Input material:
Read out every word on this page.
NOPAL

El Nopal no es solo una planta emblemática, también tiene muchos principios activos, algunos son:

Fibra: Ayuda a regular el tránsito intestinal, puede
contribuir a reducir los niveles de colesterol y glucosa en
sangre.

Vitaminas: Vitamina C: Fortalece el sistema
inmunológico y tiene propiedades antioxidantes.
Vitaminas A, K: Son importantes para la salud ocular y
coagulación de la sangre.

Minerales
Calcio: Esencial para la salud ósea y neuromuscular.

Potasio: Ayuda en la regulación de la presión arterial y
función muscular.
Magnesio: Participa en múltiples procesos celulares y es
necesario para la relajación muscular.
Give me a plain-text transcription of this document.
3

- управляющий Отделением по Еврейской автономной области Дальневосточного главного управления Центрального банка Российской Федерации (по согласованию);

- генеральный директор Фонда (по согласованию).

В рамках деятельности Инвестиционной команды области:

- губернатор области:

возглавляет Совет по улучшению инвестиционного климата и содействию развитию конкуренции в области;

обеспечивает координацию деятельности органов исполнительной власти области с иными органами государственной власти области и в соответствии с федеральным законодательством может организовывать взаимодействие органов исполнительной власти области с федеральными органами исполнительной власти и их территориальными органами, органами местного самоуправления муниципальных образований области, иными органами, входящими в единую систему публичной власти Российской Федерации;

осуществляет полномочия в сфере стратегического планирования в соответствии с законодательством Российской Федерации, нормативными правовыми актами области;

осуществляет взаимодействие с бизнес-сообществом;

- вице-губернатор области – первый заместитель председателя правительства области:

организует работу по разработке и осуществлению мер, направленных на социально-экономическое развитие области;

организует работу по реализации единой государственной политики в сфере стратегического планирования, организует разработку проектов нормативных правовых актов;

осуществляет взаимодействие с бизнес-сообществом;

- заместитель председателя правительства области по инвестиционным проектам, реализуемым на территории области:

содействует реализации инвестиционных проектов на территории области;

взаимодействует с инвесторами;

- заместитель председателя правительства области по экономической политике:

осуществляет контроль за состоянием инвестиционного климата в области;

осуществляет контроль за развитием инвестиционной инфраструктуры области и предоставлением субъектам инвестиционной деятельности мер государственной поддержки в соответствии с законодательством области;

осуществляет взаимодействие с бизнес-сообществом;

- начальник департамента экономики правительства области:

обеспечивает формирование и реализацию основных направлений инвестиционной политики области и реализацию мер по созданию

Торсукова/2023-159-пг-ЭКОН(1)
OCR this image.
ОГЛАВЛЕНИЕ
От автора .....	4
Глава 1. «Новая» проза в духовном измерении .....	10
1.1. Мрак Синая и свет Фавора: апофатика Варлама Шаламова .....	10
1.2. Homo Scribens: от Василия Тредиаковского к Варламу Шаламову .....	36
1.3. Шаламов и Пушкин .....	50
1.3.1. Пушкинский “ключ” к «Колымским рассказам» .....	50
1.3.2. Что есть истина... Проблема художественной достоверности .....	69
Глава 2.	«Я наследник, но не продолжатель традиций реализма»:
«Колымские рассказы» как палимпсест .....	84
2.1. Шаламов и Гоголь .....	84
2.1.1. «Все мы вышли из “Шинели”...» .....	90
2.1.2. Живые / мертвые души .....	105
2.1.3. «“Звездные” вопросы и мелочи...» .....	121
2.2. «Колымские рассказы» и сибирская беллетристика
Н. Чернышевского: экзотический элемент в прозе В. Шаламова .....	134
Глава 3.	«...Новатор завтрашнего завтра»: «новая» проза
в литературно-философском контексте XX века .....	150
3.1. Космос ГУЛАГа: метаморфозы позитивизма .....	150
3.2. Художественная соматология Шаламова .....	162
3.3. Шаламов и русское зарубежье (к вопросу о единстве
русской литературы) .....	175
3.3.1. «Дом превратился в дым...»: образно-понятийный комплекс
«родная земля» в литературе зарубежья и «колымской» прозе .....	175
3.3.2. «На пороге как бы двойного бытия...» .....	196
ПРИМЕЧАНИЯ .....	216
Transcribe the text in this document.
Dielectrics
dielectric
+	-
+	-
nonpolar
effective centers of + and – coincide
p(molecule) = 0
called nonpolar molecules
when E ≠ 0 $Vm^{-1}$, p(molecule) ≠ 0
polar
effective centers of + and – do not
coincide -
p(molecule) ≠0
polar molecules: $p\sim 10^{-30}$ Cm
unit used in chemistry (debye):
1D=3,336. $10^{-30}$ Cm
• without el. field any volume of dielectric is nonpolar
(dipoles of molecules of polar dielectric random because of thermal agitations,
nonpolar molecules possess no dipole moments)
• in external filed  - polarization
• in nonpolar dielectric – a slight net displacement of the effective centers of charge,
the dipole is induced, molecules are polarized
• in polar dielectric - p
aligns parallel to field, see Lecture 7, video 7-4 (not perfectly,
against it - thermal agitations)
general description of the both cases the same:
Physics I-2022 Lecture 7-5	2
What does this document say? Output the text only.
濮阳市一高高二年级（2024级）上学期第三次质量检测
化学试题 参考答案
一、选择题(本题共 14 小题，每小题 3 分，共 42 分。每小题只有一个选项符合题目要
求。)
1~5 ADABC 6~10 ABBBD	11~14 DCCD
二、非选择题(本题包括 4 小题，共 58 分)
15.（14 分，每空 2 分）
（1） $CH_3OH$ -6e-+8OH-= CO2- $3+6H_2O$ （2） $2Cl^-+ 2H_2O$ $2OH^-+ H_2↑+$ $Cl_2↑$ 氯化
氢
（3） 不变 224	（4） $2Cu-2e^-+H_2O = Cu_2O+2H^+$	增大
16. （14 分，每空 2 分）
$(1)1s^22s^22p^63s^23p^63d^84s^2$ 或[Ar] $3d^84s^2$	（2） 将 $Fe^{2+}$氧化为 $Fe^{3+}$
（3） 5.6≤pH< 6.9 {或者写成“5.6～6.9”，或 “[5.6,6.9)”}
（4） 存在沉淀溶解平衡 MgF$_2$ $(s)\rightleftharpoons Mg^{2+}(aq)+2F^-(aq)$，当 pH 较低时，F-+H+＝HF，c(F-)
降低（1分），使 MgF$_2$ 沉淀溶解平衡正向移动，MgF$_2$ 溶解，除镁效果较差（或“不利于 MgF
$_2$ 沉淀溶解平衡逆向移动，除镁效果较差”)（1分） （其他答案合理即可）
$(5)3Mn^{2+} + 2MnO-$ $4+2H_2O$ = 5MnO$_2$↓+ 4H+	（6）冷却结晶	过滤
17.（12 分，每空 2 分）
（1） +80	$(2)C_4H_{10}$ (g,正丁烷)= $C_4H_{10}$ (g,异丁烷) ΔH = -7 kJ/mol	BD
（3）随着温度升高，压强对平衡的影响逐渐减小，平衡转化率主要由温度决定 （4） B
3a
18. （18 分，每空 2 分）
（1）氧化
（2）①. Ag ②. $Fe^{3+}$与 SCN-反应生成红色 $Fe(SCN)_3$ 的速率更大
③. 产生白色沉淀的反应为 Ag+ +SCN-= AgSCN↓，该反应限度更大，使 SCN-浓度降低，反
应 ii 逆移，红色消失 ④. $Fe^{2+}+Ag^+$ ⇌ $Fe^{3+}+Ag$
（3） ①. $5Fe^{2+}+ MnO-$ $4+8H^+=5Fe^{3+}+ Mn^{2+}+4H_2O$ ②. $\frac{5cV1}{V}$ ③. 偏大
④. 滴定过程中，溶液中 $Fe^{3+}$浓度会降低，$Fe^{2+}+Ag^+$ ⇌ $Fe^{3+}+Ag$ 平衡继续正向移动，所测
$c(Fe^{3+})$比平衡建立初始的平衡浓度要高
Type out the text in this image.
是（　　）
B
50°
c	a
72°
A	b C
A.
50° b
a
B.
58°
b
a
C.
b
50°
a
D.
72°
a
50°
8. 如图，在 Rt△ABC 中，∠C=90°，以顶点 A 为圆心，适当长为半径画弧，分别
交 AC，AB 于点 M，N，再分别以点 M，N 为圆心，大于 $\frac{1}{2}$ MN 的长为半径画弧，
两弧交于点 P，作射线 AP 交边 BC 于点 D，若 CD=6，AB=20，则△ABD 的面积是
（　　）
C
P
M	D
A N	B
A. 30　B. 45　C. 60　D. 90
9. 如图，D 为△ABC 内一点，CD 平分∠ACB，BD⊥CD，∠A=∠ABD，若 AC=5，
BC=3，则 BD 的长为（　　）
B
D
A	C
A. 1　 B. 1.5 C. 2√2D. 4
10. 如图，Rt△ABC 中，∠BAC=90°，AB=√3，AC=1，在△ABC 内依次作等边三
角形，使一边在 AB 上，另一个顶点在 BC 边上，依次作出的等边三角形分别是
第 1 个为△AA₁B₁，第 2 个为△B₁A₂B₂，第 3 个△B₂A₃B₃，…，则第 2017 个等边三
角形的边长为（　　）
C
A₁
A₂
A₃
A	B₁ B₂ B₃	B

Directive: Repeat exactly the lines above, starting with the line that contains "Type out the text in this image." and ending with the last line, both included, and nothing else.

Solution for this task:
Type out the text in this image.
是（　　）
B
50°
c	a
72°
A	b C
A.
50° b
a
B.
58°
b
a
C.
b
50°
a
D.
72°
a
50°
8. 如图，在 Rt△ABC 中，∠C=90°，以顶点 A 为圆心，适当长为半径画弧，分别
交 AC，AB 于点 M，N，再分别以点 M，N 为圆心，大于 $\frac{1}{2}$ MN 的长为半径画弧，
两弧交于点 P，作射线 AP 交边 BC 于点 D，若 CD=6，AB=20，则△ABD 的面积是
（　　）
C
P
M	D
A N	B
A. 30　B. 45　C. 60　D. 90
9. 如图，D 为△ABC 内一点，CD 平分∠ACB，BD⊥CD，∠A=∠ABD，若 AC=5，
BC=3，则 BD 的长为（　　）
B
D
A	C
A. 1　 B. 1.5 C. 2√2D. 4
10. 如图，Rt△ABC 中，∠BAC=90°，AB=√3，AC=1，在△ABC 内依次作等边三
角形，使一边在 AB 上，另一个顶点在 BC 边上，依次作出的等边三角形分别是
第 1 个为△AA₁B₁，第 2 个为△B₁A₂B₂，第 3 个△B₂A₃B₃，…，则第 2017 个等边三
角形的边长为（　　）
C
A₁
A₂
A₃
A	B₁ B₂ B₃	B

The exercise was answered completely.